Written request
Filter the entries below, keeping every line that has the word "idea".
▶
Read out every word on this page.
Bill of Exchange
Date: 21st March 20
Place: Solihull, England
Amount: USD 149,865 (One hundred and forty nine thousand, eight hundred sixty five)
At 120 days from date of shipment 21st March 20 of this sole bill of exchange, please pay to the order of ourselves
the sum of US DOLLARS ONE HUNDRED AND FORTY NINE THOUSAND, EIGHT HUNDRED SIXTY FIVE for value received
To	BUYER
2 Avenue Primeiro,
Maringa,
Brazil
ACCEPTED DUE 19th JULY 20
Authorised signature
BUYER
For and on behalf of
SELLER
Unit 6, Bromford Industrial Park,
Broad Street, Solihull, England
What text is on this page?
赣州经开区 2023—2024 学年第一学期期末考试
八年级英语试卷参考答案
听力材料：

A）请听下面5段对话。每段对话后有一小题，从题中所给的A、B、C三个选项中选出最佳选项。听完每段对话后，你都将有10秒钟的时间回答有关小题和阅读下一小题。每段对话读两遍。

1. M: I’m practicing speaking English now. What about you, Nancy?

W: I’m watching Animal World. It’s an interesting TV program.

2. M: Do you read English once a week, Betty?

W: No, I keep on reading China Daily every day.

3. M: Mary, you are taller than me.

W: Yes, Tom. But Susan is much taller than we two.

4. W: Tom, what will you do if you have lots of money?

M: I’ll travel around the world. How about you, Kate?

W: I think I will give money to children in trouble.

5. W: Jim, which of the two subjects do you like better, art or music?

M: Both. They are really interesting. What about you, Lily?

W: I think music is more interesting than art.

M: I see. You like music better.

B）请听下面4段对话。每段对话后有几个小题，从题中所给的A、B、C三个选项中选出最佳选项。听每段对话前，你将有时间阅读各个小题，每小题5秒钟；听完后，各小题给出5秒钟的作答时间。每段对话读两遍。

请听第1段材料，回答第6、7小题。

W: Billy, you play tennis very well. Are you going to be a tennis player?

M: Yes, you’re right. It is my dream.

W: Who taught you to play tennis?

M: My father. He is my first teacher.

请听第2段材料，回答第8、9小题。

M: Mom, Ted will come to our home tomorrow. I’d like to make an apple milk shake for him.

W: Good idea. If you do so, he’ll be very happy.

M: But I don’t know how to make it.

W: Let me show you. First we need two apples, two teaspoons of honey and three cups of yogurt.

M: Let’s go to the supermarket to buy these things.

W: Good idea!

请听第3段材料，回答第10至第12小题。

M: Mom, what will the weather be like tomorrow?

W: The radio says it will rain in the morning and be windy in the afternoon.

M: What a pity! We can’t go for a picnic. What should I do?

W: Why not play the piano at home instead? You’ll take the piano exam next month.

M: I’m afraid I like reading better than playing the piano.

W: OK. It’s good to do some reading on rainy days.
◀
Written solution
W: Good idea. If you do so, he’ll be very happy.
W: Good idea!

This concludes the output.